▶ **Brief**
Can you find the lines of the listing that include "description" and copy every one?

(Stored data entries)
━━━━━━━━━━━━━━━━━━━━━━━━━━━━━━

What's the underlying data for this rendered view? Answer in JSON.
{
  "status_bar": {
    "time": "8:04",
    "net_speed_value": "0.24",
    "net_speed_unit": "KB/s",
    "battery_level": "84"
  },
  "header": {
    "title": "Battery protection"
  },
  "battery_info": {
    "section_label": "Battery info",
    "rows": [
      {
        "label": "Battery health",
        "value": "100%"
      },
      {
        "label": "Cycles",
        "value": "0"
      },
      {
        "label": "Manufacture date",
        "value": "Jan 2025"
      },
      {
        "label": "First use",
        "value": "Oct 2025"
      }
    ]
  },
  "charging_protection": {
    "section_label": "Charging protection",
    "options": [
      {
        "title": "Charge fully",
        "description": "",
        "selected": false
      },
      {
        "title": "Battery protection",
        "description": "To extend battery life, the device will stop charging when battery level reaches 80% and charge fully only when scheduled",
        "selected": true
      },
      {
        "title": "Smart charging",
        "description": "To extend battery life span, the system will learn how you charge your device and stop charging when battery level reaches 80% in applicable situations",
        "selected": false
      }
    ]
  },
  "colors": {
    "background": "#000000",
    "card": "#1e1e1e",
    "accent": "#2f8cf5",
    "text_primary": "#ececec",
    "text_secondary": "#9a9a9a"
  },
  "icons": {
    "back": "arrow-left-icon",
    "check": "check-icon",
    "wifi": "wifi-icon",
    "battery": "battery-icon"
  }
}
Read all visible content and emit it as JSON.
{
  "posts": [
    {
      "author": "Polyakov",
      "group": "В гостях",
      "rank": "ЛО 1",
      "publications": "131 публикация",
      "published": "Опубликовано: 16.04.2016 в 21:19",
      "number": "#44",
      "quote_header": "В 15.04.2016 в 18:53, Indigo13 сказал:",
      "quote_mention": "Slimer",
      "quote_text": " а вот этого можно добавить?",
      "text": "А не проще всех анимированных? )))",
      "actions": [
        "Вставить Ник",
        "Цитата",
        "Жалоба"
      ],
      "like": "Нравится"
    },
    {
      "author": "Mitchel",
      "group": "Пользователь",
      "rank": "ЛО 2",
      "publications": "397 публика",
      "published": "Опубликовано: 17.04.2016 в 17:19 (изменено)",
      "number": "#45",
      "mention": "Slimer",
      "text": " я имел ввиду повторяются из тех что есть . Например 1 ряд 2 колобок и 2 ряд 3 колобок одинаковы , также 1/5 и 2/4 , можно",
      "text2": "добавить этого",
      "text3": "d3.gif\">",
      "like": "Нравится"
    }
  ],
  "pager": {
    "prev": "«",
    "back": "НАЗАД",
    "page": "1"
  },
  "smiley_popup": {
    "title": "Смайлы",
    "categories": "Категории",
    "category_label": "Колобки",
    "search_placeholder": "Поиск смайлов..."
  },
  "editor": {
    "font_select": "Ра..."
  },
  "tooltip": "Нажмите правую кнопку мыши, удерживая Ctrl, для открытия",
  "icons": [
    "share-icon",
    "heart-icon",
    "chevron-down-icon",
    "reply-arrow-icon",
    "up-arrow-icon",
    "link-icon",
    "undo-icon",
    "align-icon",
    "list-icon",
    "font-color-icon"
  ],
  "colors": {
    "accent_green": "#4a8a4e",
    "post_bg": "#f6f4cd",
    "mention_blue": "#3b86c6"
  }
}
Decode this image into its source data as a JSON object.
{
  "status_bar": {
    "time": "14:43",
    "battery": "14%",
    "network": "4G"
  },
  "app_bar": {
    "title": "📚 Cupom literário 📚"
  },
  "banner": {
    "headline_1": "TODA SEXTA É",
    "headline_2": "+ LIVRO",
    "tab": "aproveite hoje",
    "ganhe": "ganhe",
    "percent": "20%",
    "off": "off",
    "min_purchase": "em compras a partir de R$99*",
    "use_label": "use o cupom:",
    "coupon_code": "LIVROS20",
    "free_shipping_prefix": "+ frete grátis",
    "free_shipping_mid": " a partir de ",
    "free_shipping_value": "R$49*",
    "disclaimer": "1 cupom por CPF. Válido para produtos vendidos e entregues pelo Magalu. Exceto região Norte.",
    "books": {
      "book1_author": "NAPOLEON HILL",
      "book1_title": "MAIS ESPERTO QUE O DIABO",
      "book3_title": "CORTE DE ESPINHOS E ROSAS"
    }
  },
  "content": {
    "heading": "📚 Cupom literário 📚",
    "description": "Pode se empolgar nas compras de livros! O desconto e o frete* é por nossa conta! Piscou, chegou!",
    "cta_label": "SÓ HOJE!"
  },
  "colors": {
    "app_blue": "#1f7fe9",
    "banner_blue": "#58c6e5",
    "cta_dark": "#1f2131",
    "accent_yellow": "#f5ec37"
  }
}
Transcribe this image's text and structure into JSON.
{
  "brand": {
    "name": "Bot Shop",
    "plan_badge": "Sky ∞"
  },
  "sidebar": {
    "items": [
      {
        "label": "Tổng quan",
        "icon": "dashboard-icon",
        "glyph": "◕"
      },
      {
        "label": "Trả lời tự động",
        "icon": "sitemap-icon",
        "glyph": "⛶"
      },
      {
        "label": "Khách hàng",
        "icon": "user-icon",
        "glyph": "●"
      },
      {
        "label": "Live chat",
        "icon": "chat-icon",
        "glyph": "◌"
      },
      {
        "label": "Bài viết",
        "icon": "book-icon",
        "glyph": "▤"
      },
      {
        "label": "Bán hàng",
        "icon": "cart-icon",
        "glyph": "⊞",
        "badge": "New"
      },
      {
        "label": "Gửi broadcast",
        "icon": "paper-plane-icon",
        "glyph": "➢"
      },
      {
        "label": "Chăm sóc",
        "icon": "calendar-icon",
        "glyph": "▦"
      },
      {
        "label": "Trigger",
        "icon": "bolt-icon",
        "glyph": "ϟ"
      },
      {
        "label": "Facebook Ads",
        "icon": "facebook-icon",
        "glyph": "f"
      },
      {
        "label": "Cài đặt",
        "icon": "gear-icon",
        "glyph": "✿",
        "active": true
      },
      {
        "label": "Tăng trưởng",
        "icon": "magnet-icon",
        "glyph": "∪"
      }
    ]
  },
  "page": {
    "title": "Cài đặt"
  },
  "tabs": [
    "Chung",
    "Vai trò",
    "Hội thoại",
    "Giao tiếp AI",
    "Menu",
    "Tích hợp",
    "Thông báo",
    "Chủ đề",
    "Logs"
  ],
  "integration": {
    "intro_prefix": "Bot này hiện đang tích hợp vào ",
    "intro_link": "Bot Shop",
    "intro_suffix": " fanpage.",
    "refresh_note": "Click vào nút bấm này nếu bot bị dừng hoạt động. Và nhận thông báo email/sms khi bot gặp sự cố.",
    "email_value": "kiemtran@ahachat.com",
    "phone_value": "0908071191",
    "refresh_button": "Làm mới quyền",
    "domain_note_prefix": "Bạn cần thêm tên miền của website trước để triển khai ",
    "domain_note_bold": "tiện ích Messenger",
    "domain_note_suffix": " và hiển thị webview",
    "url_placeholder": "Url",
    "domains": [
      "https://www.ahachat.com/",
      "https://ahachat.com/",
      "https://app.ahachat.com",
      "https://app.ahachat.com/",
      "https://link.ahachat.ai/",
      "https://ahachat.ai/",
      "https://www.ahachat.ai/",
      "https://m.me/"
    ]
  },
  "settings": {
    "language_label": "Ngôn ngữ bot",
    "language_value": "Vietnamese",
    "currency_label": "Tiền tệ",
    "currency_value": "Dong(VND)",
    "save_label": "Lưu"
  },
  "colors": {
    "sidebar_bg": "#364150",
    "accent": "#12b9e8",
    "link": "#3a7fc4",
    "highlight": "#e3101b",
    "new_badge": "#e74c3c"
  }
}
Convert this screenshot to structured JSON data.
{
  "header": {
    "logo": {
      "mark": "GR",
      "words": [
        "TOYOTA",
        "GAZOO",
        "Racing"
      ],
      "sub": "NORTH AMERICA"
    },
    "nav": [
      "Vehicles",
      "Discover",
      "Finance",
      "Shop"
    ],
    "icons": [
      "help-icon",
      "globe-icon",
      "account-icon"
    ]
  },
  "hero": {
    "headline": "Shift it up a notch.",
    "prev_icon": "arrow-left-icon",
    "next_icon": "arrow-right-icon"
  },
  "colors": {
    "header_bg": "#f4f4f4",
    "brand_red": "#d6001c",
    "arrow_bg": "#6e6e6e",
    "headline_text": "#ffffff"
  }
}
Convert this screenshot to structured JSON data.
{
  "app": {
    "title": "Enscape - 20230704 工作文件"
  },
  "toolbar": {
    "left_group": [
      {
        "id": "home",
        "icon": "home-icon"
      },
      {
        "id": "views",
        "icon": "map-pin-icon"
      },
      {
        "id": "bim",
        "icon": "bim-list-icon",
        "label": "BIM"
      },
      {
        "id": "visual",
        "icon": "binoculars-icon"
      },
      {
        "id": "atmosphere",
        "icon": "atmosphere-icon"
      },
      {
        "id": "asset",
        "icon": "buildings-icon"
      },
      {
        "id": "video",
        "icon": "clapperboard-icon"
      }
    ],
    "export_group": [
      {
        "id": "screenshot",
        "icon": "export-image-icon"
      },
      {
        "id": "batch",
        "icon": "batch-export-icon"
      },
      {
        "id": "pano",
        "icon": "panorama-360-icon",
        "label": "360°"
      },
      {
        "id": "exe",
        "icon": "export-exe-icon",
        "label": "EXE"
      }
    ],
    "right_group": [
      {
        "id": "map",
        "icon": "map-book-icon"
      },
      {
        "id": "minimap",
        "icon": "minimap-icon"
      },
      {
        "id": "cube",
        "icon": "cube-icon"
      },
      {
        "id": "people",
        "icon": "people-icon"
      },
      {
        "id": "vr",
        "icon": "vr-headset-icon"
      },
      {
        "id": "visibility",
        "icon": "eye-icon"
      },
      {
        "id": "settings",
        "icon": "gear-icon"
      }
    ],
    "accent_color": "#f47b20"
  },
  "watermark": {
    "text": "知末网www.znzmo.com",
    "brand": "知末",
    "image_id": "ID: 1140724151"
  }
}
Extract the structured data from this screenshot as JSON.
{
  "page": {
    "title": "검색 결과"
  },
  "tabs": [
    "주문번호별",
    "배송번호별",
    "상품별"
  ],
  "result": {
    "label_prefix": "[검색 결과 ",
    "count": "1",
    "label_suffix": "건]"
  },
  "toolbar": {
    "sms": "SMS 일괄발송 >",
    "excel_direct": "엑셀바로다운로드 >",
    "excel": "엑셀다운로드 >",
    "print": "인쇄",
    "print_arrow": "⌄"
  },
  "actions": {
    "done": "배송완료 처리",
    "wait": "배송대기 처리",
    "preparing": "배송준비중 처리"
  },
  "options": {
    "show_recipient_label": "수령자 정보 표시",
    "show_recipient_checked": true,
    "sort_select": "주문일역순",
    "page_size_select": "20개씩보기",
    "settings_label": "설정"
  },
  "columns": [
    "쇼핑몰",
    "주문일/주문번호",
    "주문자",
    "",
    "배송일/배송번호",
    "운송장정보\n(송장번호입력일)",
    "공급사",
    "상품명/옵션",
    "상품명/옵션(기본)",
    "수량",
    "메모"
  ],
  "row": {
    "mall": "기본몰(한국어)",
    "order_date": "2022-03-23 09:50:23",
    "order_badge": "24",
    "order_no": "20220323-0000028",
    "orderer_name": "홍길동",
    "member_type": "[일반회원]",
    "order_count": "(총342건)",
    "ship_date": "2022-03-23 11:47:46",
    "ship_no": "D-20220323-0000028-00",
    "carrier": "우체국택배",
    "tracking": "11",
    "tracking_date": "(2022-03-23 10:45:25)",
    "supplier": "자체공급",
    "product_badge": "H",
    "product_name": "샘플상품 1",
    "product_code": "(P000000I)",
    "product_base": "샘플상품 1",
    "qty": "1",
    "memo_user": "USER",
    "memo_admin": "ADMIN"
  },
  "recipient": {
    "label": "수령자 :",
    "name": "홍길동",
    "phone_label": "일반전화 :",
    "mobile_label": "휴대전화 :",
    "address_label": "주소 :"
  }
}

━━━━━━━━━━━━━━━━━━━━━━━━━━━━━━

▶ **Response to the task**
        "description": "",
        "description": "To extend battery life, the device will stop charging when battery level reaches 80% and charge fully only when scheduled",
        "description": "To extend battery life span, the system will learn how you charge your device and stop charging when battery level reaches 80% in applicable situations",
    "description": "Pode se empolgar nas compras de livros! O desconto e o frete* é por nossa conta! Piscou, chegou!",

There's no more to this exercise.